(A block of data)
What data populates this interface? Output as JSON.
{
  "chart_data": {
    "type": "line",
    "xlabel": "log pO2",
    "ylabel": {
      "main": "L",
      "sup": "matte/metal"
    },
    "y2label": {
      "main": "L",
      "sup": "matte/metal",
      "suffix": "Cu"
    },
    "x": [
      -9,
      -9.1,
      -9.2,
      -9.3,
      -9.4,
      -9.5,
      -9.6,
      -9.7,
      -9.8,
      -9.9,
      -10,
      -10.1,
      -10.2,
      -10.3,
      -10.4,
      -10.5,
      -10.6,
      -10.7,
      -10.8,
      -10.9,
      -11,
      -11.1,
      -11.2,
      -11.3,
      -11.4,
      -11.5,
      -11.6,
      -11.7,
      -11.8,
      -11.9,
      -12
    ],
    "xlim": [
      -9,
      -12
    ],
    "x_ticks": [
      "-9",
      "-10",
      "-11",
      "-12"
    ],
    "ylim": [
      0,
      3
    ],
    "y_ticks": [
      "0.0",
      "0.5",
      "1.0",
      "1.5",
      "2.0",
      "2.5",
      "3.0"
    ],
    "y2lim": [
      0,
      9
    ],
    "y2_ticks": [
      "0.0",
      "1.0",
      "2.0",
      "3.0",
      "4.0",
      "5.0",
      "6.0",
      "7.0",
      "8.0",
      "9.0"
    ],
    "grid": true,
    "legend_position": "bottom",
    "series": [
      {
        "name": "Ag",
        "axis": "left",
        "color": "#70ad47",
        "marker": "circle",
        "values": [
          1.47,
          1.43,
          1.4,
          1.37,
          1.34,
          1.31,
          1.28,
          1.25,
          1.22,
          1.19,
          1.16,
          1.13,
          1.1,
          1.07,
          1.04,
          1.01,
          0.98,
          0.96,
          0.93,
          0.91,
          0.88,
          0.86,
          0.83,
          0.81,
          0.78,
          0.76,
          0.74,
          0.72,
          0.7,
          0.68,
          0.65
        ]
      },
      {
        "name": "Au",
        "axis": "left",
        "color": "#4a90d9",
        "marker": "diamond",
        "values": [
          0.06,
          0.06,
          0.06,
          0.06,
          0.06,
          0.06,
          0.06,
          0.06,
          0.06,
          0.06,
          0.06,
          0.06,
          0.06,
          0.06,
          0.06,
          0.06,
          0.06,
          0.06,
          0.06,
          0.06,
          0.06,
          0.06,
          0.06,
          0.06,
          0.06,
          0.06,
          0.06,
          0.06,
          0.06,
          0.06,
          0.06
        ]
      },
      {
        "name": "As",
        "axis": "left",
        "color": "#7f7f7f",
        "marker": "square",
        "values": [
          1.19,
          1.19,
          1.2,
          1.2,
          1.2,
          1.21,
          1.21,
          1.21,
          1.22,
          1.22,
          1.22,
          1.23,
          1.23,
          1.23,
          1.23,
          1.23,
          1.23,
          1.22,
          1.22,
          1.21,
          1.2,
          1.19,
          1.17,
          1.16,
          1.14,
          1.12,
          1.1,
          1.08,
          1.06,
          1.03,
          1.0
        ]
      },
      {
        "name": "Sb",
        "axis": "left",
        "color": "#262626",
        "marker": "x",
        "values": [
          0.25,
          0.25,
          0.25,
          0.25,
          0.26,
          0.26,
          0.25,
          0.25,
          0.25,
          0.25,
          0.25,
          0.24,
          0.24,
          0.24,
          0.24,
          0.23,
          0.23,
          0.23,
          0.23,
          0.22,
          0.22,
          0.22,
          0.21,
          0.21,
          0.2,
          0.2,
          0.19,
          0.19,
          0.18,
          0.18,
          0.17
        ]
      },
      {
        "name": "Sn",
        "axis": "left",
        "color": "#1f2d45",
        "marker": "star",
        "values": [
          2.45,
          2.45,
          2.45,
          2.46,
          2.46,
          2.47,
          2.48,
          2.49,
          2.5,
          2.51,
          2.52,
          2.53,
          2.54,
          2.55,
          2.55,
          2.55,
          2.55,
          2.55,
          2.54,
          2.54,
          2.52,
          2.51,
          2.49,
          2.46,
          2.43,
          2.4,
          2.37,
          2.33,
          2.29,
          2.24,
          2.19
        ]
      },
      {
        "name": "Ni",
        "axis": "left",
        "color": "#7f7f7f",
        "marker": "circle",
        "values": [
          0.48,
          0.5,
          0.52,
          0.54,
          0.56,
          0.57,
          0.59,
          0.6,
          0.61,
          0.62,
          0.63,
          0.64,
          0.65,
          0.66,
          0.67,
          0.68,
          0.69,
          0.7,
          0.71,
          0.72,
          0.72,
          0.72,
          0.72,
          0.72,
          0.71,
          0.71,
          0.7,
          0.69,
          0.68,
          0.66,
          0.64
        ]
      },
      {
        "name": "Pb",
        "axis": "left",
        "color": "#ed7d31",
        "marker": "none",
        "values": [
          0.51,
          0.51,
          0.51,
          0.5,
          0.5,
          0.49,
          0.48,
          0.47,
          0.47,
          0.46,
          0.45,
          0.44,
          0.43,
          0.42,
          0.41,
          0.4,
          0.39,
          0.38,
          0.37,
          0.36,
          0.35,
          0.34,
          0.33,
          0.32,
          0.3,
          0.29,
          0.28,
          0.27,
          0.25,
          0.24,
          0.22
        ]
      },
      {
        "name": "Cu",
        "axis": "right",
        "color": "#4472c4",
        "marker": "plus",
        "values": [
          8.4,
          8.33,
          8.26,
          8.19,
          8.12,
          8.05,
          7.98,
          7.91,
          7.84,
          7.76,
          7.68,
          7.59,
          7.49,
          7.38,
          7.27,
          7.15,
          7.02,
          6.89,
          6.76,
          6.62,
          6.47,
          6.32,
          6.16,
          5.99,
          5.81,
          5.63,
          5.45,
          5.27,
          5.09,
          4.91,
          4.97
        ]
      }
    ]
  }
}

# [WHAT IS NEEDED]
Search the data for the string "color". List each line that has it.

# [TASK RESPONSE]
        "color": "#70ad47",
        "color": "#4a90d9",
        "color": "#7f7f7f",
        "color": "#262626",
        "color": "#1f2d45",
        "color": "#7f7f7f",
        "color": "#ed7d31",
        "color": "#4472c4",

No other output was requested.